# DATA UNDER STUDY
┌────────

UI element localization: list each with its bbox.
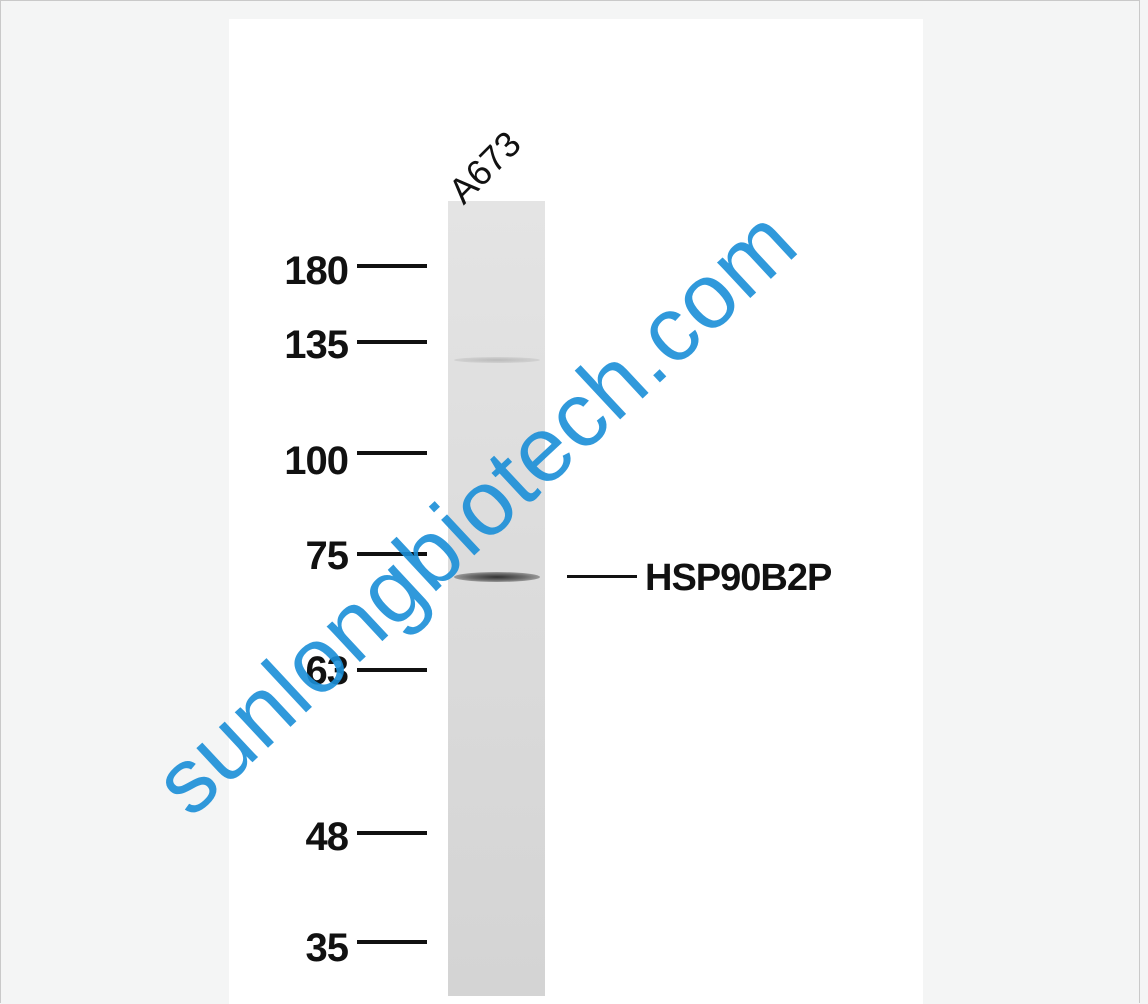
marker-label-135: 135 [284,323,349,367]
marker-tick-180 [357,264,427,268]
marker-label-180: 180 [284,249,349,293]
marker-tick-63 [357,668,427,672]
marker-tick-135 [357,340,427,344]
marker-label-75: 75 [305,534,350,578]
marker-tick-100 [357,451,427,455]
marker-tick-48 [357,831,427,835]
faint-band [454,357,540,363]
marker-tick-35 [357,940,427,944]
marker-label-35: 35 [305,926,350,970]
marker-label-100: 100 [284,439,349,483]
gel-lane-a673 [448,201,545,996]
western-blot-panel [229,19,923,1004]
target-band [454,572,540,582]
marker-label-63: 63 [305,649,350,693]
target-protein-label: HSP90B2P [645,557,832,599]
target-pointer-line [567,575,637,578]
marker-label-48: 48 [305,815,350,859]
marker-tick-75 [357,552,427,556]
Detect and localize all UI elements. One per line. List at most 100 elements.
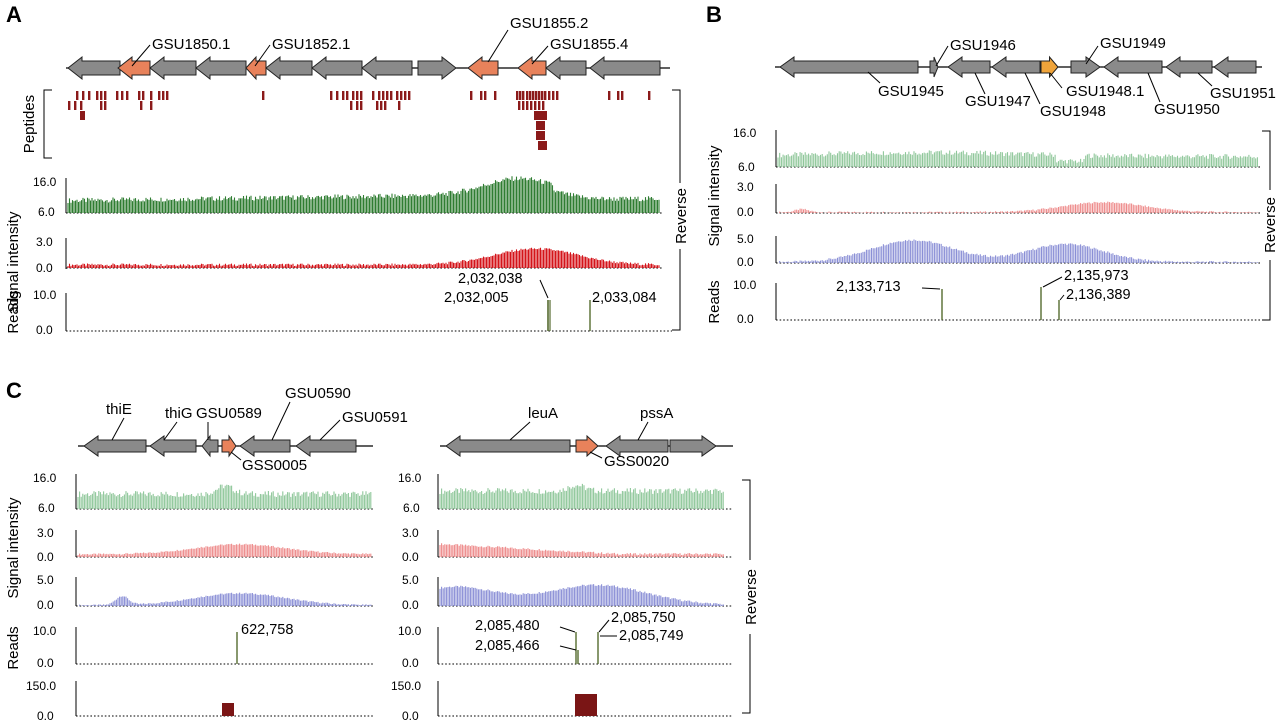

└────────

# THE PROBLEM
Verbatim output of the entries is required, with each image left out.

# RESPONSE FOR THIS EXERCISE
UI element localization: list each with its bbox.
marker-label-135: 135 [284,323,349,367]
marker-tick-180 [357,264,427,268]
marker-label-180: 180 [284,249,349,293]
marker-tick-63 [357,668,427,672]
marker-tick-135 [357,340,427,344]
marker-label-75: 75 [305,534,350,578]
marker-tick-100 [357,451,427,455]
marker-tick-48 [357,831,427,835]
faint-band [454,357,540,363]
marker-tick-35 [357,940,427,944]
marker-label-35: 35 [305,926,350,970]
marker-label-100: 100 [284,439,349,483]
gel-lane-a673 [448,201,545,996]
western-blot-panel [229,19,923,1004]
target-band [454,572,540,582]
marker-label-63: 63 [305,649,350,693]
target-protein-label: HSP90B2P [645,557,832,599]
target-pointer-line [567,575,637,578]
marker-label-48: 48 [305,815,350,859]
marker-tick-75 [357,552,427,556]
Detect and localize all UI elements. One per line. List at most 100 elements.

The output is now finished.